Written request:
Please output the lines shown below exactly as they appear.
* * * * * * * * *
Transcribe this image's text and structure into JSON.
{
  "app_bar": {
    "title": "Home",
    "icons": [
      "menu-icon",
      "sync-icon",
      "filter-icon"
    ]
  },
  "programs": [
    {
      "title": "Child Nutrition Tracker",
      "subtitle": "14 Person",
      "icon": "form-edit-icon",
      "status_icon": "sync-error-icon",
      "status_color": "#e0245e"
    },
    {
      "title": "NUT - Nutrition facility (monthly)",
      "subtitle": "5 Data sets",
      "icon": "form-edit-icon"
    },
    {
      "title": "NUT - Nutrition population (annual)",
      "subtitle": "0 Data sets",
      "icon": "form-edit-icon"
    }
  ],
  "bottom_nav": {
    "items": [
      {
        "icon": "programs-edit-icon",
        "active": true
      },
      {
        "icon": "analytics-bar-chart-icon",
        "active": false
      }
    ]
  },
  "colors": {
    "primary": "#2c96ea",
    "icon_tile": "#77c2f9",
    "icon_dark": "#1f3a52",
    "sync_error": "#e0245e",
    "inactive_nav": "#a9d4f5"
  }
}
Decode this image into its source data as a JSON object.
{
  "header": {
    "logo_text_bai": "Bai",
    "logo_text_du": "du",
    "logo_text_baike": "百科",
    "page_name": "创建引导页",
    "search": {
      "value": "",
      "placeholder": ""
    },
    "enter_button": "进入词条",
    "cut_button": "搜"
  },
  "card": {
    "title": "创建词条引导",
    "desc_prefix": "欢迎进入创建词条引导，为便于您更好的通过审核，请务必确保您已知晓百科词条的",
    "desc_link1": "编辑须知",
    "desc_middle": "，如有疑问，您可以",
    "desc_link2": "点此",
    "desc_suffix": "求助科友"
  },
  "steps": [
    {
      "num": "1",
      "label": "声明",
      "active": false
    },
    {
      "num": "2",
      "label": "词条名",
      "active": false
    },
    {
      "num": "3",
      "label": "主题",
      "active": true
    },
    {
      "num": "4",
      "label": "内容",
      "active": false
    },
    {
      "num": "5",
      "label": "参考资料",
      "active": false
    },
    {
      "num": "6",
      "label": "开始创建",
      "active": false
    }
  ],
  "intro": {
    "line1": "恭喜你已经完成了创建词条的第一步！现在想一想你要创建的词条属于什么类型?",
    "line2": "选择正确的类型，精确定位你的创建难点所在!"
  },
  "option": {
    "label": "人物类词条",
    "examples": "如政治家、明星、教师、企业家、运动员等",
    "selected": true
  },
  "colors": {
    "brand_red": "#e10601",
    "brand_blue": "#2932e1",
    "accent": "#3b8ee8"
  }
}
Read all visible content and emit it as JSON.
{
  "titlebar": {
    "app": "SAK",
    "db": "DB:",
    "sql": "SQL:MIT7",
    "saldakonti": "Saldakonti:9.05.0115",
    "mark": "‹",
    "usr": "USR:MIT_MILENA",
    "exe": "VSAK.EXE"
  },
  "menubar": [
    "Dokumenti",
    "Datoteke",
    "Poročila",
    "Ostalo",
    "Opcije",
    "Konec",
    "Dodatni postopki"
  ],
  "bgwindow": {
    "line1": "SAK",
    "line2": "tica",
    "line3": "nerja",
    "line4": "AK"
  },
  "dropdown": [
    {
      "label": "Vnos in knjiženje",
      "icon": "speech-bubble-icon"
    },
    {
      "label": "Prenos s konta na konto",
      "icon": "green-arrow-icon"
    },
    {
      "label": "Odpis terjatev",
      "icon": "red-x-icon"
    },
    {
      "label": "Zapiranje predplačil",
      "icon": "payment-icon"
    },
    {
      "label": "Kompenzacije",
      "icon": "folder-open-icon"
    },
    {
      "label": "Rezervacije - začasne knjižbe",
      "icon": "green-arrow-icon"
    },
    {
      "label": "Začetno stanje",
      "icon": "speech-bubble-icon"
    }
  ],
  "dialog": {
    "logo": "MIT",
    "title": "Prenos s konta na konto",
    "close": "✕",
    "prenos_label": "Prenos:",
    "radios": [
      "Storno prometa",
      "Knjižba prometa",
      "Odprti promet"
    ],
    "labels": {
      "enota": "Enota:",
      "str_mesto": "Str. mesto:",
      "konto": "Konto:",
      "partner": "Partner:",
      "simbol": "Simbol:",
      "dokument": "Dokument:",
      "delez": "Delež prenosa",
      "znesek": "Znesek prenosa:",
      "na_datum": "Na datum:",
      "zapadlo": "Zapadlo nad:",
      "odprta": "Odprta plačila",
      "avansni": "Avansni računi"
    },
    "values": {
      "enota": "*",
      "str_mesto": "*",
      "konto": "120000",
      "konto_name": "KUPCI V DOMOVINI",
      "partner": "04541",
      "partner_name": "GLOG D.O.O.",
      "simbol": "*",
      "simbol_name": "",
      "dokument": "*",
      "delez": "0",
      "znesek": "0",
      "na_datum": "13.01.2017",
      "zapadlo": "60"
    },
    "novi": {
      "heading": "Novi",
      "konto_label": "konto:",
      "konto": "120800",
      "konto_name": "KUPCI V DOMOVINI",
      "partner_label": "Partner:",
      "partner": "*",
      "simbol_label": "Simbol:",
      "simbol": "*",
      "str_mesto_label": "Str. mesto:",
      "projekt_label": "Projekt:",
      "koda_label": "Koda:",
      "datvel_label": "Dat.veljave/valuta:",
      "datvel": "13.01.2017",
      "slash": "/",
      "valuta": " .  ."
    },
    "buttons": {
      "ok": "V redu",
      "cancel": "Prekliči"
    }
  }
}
* * * * * * * * *
Written response:
Transcribe this image's text and structure into JSON.
{
  "app_bar": {
    "title": "Home",
    "icons": [
      "menu-icon",
      "sync-icon",
      "filter-icon"
    ]
  },
  "programs": [
    {
      "title": "Child Nutrition Tracker",
      "subtitle": "14 Person",
      "icon": "form-edit-icon",
      "status_icon": "sync-error-icon",
      "status_color": "#e0245e"
    },
    {
      "title": "NUT - Nutrition facility (monthly)",
      "subtitle": "5 Data sets",
      "icon": "form-edit-icon"
    },
    {
      "title": "NUT - Nutrition population (annual)",
      "subtitle": "0 Data sets",
      "icon": "form-edit-icon"
    }
  ],
  "bottom_nav": {
    "items": [
      {
        "icon": "programs-edit-icon",
        "active": true
      },
      {
        "icon": "analytics-bar-chart-icon",
        "active": false
      }
    ]
  },
  "colors": {
    "primary": "#2c96ea",
    "icon_tile": "#77c2f9",
    "icon_dark": "#1f3a52",
    "sync_error": "#e0245e",
    "inactive_nav": "#a9d4f5"
  }
}
Decode this image into its source data as a JSON object.
{
  "header": {
    "logo_text_bai": "Bai",
    "logo_text_du": "du",
    "logo_text_baike": "百科",
    "page_name": "创建引导页",
    "search": {
      "value": "",
      "placeholder": ""
    },
    "enter_button": "进入词条",
    "cut_button": "搜"
  },
  "card": {
    "title": "创建词条引导",
    "desc_prefix": "欢迎进入创建词条引导，为便于您更好的通过审核，请务必确保您已知晓百科词条的",
    "desc_link1": "编辑须知",
    "desc_middle": "，如有疑问，您可以",
    "desc_link2": "点此",
    "desc_suffix": "求助科友"
  },
  "steps": [
    {
      "num": "1",
      "label": "声明",
      "active": false
    },
    {
      "num": "2",
      "label": "词条名",
      "active": false
    },
    {
      "num": "3",
      "label": "主题",
      "active": true
    },
    {
      "num": "4",
      "label": "内容",
      "active": false
    },
    {
      "num": "5",
      "label": "参考资料",
      "active": false
    },
    {
      "num": "6",
      "label": "开始创建",
      "active": false
    }
  ],
  "intro": {
    "line1": "恭喜你已经完成了创建词条的第一步！现在想一想你要创建的词条属于什么类型?",
    "line2": "选择正确的类型，精确定位你的创建难点所在!"
  },
  "option": {
    "label": "人物类词条",
    "examples": "如政治家、明星、教师、企业家、运动员等",
    "selected": true
  },
  "colors": {
    "brand_red": "#e10601",
    "brand_blue": "#2932e1",
    "accent": "#3b8ee8"
  }
}
Read all visible content and emit it as JSON.
{
  "titlebar": {
    "app": "SAK",
    "db": "DB:",
    "sql": "SQL:MIT7",
    "saldakonti": "Saldakonti:9.05.0115",
    "mark": "‹",
    "usr": "USR:MIT_MILENA",
    "exe": "VSAK.EXE"
  },
  "menubar": [
    "Dokumenti",
    "Datoteke",
    "Poročila",
    "Ostalo",
    "Opcije",
    "Konec",
    "Dodatni postopki"
  ],
  "bgwindow": {
    "line1": "SAK",
    "line2": "tica",
    "line3": "nerja",
    "line4": "AK"
  },
  "dropdown": [
    {
      "label": "Vnos in knjiženje",
      "icon": "speech-bubble-icon"
    },
    {
      "label": "Prenos s konta na konto",
      "icon": "green-arrow-icon"
    },
    {
      "label": "Odpis terjatev",
      "icon": "red-x-icon"
    },
    {
      "label": "Zapiranje predplačil",
      "icon": "payment-icon"
    },
    {
      "label": "Kompenzacije",
      "icon": "folder-open-icon"
    },
    {
      "label": "Rezervacije - začasne knjižbe",
      "icon": "green-arrow-icon"
    },
    {
      "label": "Začetno stanje",
      "icon": "speech-bubble-icon"
    }
  ],
  "dialog": {
    "logo": "MIT",
    "title": "Prenos s konta na konto",
    "close": "✕",
    "prenos_label": "Prenos:",
    "radios": [
      "Storno prometa",
      "Knjižba prometa",
      "Odprti promet"
    ],
    "labels": {
      "enota": "Enota:",
      "str_mesto": "Str. mesto:",
      "konto": "Konto:",
      "partner": "Partner:",
      "simbol": "Simbol:",
      "dokument": "Dokument:",
      "delez": "Delež prenosa",
      "znesek": "Znesek prenosa:",
      "na_datum": "Na datum:",
      "zapadlo": "Zapadlo nad:",
      "odprta": "Odprta plačila",
      "avansni": "Avansni računi"
    },
    "values": {
      "enota": "*",
      "str_mesto": "*",
      "konto": "120000",
      "konto_name": "KUPCI V DOMOVINI",
      "partner": "04541",
      "partner_name": "GLOG D.O.O.",
      "simbol": "*",
      "simbol_name": "",
      "dokument": "*",
      "delez": "0",
      "znesek": "0",
      "na_datum": "13.01.2017",
      "zapadlo": "60"
    },
    "novi": {
      "heading": "Novi",
      "konto_label": "konto:",
      "konto": "120800",
      "konto_name": "KUPCI V DOMOVINI",
      "partner_label": "Partner:",
      "partner": "*",
      "simbol_label": "Simbol:",
      "simbol": "*",
      "str_mesto_label": "Str. mesto:",
      "projekt_label": "Projekt:",
      "koda_label": "Koda:",
      "datvel_label": "Dat.veljave/valuta:",
      "datvel": "13.01.2017",
      "slash": "/",
      "valuta": " .  ."
    },
    "buttons": {
      "ok": "V redu",
      "cancel": "Prekliči"
    }
  }
}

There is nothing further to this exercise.